[START OF RECORDS FOR THE TASK]

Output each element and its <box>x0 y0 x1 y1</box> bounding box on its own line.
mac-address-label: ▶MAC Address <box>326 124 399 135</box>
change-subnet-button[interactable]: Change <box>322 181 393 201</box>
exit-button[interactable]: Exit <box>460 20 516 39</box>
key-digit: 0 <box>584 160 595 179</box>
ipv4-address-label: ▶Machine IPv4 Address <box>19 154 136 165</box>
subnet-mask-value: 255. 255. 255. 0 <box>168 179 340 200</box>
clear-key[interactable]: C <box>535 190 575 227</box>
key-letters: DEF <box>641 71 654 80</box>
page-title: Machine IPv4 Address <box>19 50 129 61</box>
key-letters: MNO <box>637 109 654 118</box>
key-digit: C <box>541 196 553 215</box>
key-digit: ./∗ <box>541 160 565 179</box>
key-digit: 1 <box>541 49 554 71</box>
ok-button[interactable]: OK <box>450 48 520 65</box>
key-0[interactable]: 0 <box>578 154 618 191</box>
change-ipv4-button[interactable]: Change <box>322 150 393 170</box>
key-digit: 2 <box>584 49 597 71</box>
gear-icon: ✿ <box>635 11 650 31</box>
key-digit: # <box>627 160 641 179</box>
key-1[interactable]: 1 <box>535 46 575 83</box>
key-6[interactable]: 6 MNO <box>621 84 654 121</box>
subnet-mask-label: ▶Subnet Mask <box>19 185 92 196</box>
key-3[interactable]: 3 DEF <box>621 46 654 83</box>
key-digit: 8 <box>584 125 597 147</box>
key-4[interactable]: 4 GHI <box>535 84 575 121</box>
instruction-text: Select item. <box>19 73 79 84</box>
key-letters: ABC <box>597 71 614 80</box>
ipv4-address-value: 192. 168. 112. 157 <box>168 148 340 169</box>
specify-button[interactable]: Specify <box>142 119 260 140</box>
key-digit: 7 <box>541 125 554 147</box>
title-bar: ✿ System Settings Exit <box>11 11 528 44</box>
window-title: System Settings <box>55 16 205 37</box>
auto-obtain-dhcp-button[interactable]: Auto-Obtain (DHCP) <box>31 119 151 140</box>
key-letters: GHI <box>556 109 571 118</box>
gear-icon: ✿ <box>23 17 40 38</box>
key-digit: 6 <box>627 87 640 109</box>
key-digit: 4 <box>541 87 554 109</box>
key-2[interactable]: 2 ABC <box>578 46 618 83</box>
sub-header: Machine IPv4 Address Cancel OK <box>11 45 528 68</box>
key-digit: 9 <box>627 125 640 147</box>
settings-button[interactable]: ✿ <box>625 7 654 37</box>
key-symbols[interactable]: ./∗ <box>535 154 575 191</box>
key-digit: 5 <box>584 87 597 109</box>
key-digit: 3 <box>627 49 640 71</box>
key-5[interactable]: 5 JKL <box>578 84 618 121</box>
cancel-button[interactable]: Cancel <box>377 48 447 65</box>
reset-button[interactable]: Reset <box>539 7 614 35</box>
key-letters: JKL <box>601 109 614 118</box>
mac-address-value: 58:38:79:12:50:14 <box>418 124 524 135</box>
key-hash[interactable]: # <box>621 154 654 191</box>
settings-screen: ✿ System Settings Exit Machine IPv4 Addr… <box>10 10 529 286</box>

[END OF RECORDS FOR THE TASK]

Reproduce every line of the records above without changing anything.

__TASK RESULT__.
Output each element and its <box>x0 y0 x1 y1</box> bounding box on its own line.
mac-address-label: ▶MAC Address <box>326 124 399 135</box>
change-subnet-button[interactable]: Change <box>322 181 393 201</box>
exit-button[interactable]: Exit <box>460 20 516 39</box>
key-digit: 0 <box>584 160 595 179</box>
ipv4-address-label: ▶Machine IPv4 Address <box>19 154 136 165</box>
subnet-mask-value: 255. 255. 255. 0 <box>168 179 340 200</box>
clear-key[interactable]: C <box>535 190 575 227</box>
key-letters: DEF <box>641 71 654 80</box>
page-title: Machine IPv4 Address <box>19 50 129 61</box>
key-letters: MNO <box>637 109 654 118</box>
key-digit: C <box>541 196 553 215</box>
key-digit: ./∗ <box>541 160 565 179</box>
key-digit: 1 <box>541 49 554 71</box>
ok-button[interactable]: OK <box>450 48 520 65</box>
key-0[interactable]: 0 <box>578 154 618 191</box>
change-ipv4-button[interactable]: Change <box>322 150 393 170</box>
key-digit: 2 <box>584 49 597 71</box>
gear-icon: ✿ <box>635 11 650 31</box>
key-digit: # <box>627 160 641 179</box>
key-1[interactable]: 1 <box>535 46 575 83</box>
key-6[interactable]: 6 MNO <box>621 84 654 121</box>
subnet-mask-label: ▶Subnet Mask <box>19 185 92 196</box>
key-3[interactable]: 3 DEF <box>621 46 654 83</box>
key-digit: 8 <box>584 125 597 147</box>
key-4[interactable]: 4 GHI <box>535 84 575 121</box>
instruction-text: Select item. <box>19 73 79 84</box>
key-letters: ABC <box>597 71 614 80</box>
ipv4-address-value: 192. 168. 112. 157 <box>168 148 340 169</box>
specify-button[interactable]: Specify <box>142 119 260 140</box>
key-digit: 7 <box>541 125 554 147</box>
title-bar: ✿ System Settings Exit <box>11 11 528 44</box>
window-title: System Settings <box>55 16 205 37</box>
auto-obtain-dhcp-button[interactable]: Auto-Obtain (DHCP) <box>31 119 151 140</box>
key-letters: GHI <box>556 109 571 118</box>
gear-icon: ✿ <box>23 17 40 38</box>
key-digit: 6 <box>627 87 640 109</box>
key-digit: 4 <box>541 87 554 109</box>
key-2[interactable]: 2 ABC <box>578 46 618 83</box>
sub-header: Machine IPv4 Address Cancel OK <box>11 45 528 68</box>
key-digit: 9 <box>627 125 640 147</box>
settings-button[interactable]: ✿ <box>625 7 654 37</box>
key-symbols[interactable]: ./∗ <box>535 154 575 191</box>
key-digit: 5 <box>584 87 597 109</box>
key-digit: 3 <box>627 49 640 71</box>
key-5[interactable]: 5 JKL <box>578 84 618 121</box>
cancel-button[interactable]: Cancel <box>377 48 447 65</box>
reset-button[interactable]: Reset <box>539 7 614 35</box>
key-letters: JKL <box>601 109 614 118</box>
mac-address-value: 58:38:79:12:50:14 <box>418 124 524 135</box>
key-hash[interactable]: # <box>621 154 654 191</box>
settings-screen: ✿ System Settings Exit Machine IPv4 Addr… <box>10 10 529 286</box>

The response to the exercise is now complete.